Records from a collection
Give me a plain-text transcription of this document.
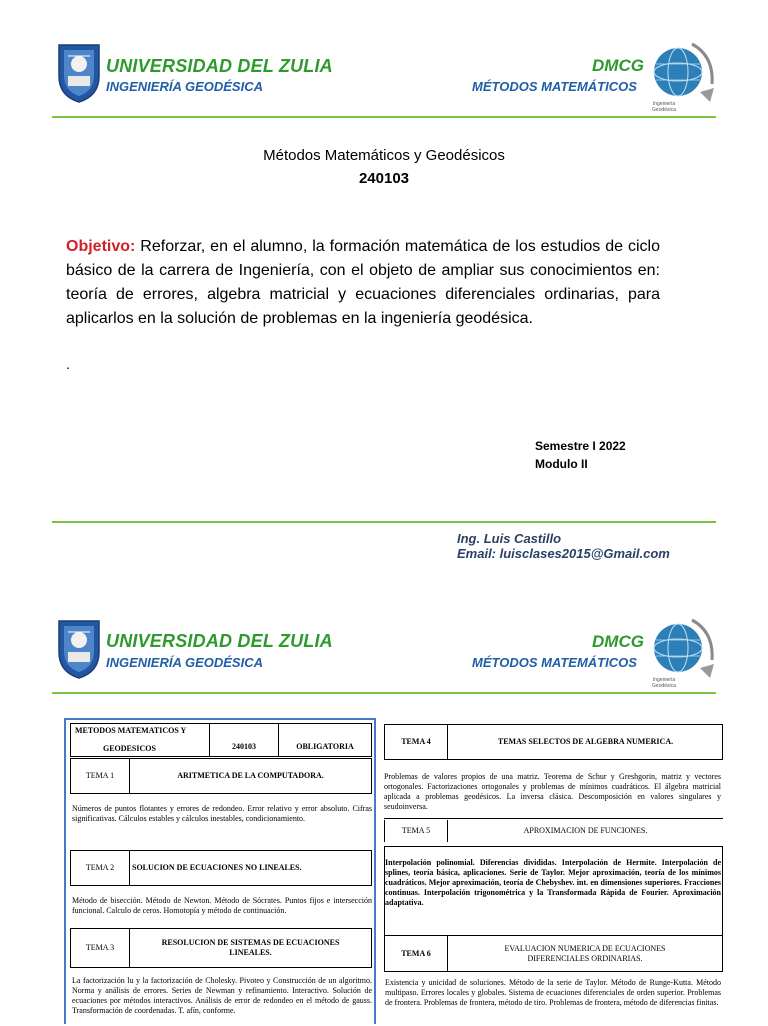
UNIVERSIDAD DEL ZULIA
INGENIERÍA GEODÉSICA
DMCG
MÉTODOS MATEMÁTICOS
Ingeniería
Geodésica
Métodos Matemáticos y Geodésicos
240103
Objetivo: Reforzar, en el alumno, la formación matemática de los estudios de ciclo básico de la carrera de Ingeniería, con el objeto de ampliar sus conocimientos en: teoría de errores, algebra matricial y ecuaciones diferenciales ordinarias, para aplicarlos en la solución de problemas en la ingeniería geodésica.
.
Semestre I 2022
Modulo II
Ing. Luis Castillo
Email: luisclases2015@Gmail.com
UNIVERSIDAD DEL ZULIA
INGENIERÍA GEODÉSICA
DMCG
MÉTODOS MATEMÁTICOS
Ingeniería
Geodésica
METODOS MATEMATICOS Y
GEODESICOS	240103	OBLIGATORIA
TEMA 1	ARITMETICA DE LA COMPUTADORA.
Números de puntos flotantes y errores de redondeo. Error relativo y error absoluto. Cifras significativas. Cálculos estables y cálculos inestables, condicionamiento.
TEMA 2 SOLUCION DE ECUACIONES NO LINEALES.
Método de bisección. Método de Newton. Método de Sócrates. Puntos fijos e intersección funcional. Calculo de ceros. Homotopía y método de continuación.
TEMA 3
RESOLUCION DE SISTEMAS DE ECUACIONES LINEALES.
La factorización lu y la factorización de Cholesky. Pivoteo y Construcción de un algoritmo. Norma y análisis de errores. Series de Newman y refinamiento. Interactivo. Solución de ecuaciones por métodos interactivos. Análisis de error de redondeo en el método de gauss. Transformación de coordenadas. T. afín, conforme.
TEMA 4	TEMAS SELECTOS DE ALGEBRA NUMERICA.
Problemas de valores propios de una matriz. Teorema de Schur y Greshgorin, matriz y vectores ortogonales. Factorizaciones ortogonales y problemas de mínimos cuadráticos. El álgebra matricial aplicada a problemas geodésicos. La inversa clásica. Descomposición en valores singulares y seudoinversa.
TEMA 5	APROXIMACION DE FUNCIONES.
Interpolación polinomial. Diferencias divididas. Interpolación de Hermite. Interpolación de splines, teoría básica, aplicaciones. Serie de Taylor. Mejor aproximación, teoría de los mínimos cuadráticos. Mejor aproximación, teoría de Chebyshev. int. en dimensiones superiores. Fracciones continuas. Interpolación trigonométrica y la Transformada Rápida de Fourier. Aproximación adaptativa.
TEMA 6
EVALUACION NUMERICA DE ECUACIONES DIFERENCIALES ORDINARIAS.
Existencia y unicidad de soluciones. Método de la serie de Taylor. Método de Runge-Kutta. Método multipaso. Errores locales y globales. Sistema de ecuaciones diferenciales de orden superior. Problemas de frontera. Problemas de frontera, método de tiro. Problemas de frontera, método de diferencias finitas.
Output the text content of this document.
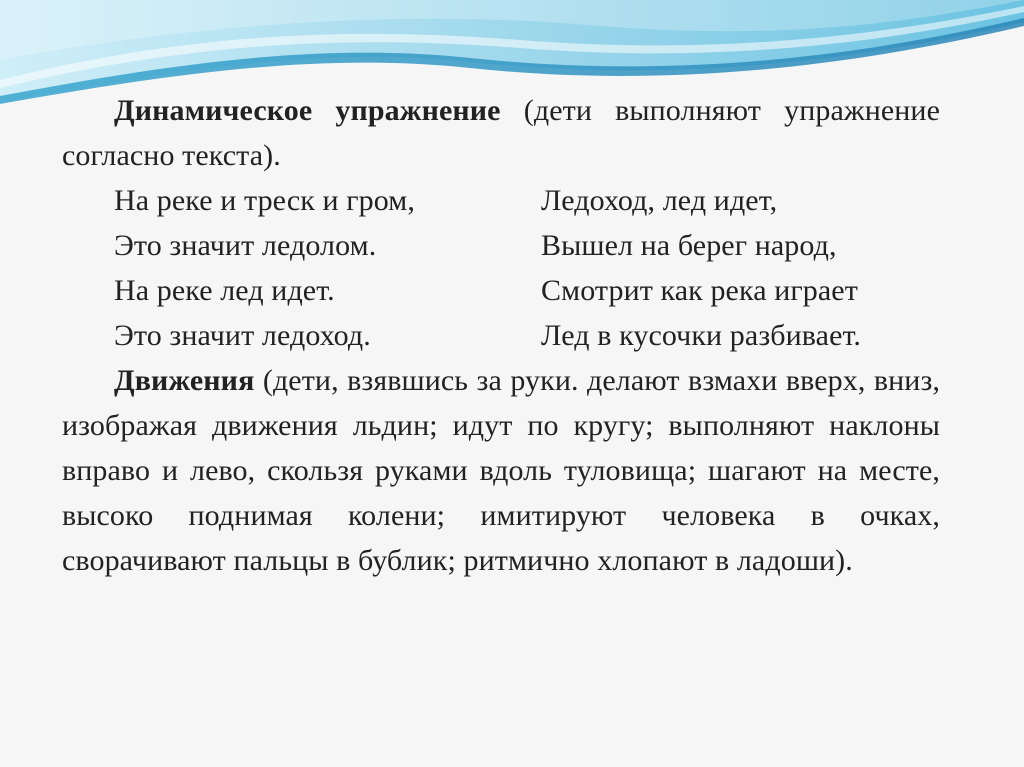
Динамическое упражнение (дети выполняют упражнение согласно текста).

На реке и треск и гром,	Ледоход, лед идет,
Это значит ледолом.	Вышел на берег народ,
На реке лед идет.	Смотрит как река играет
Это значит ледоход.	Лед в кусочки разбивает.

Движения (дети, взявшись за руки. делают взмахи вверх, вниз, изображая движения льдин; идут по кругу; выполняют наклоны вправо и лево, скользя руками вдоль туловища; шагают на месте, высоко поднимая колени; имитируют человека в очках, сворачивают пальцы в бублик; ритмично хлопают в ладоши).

= The problem =
Return to the listing above and set it down exactly, leaving out its pictures.

= The response =
Give me a plain-text transcription of this document.
UNIVERSIDAD DEL ZULIA
INGENIERÍA GEODÉSICA
DMCG
MÉTODOS MATEMÁTICOS
Ingeniería
Geodésica
Métodos Matemáticos y Geodésicos
240103
Objetivo: Reforzar, en el alumno, la formación matemática de los estudios de ciclo básico de la carrera de Ingeniería, con el objeto de ampliar sus conocimientos en: teoría de errores, algebra matricial y ecuaciones diferenciales ordinarias, para aplicarlos en la solución de problemas en la ingeniería geodésica.
.
Semestre I 2022
Modulo II
Ing. Luis Castillo
Email: luisclases2015@Gmail.com
UNIVERSIDAD DEL ZULIA
INGENIERÍA GEODÉSICA
DMCG
MÉTODOS MATEMÁTICOS
Ingeniería
Geodésica
METODOS MATEMATICOS Y
GEODESICOS	240103	OBLIGATORIA
TEMA 1	ARITMETICA DE LA COMPUTADORA.
Números de puntos flotantes y errores de redondeo. Error relativo y error absoluto. Cifras significativas. Cálculos estables y cálculos inestables, condicionamiento.
TEMA 2 SOLUCION DE ECUACIONES NO LINEALES.
Método de bisección. Método de Newton. Método de Sócrates. Puntos fijos e intersección funcional. Calculo de ceros. Homotopía y método de continuación.
TEMA 3
RESOLUCION DE SISTEMAS DE ECUACIONES LINEALES.
La factorización lu y la factorización de Cholesky. Pivoteo y Construcción de un algoritmo. Norma y análisis de errores. Series de Newman y refinamiento. Interactivo. Solución de ecuaciones por métodos interactivos. Análisis de error de redondeo en el método de gauss. Transformación de coordenadas. T. afín, conforme.
TEMA 4	TEMAS SELECTOS DE ALGEBRA NUMERICA.
Problemas de valores propios de una matriz. Teorema de Schur y Greshgorin, matriz y vectores ortogonales. Factorizaciones ortogonales y problemas de mínimos cuadráticos. El álgebra matricial aplicada a problemas geodésicos. La inversa clásica. Descomposición en valores singulares y seudoinversa.
TEMA 5	APROXIMACION DE FUNCIONES.
Interpolación polinomial. Diferencias divididas. Interpolación de Hermite. Interpolación de splines, teoría básica, aplicaciones. Serie de Taylor. Mejor aproximación, teoría de los mínimos cuadráticos. Mejor aproximación, teoría de Chebyshev. int. en dimensiones superiores. Fracciones continuas. Interpolación trigonométrica y la Transformada Rápida de Fourier. Aproximación adaptativa.
TEMA 6
EVALUACION NUMERICA DE ECUACIONES DIFERENCIALES ORDINARIAS.
Existencia y unicidad de soluciones. Método de la serie de Taylor. Método de Runge-Kutta. Método multipaso. Errores locales y globales. Sistema de ecuaciones diferenciales de orden superior. Problemas de frontera. Problemas de frontera, método de tiro. Problemas de frontera, método de diferencias finitas.
Output the text content of this document.
Динамическое упражнение (дети выполняют упражнение согласно текста).

На реке и треск и гром,	Ледоход, лед идет,
Это значит ледолом.	Вышел на берег народ,
На реке лед идет.	Смотрит как река играет
Это значит ледоход.	Лед в кусочки разбивает.

Движения (дети, взявшись за руки. делают взмахи вверх, вниз, изображая движения льдин; идут по кругу; выполняют наклоны вправо и лево, скользя руками вдоль туловища; шагают на месте, высоко поднимая колени; имитируют человека в очках, сворачивают пальцы в бублик; ритмично хлопают в ладоши).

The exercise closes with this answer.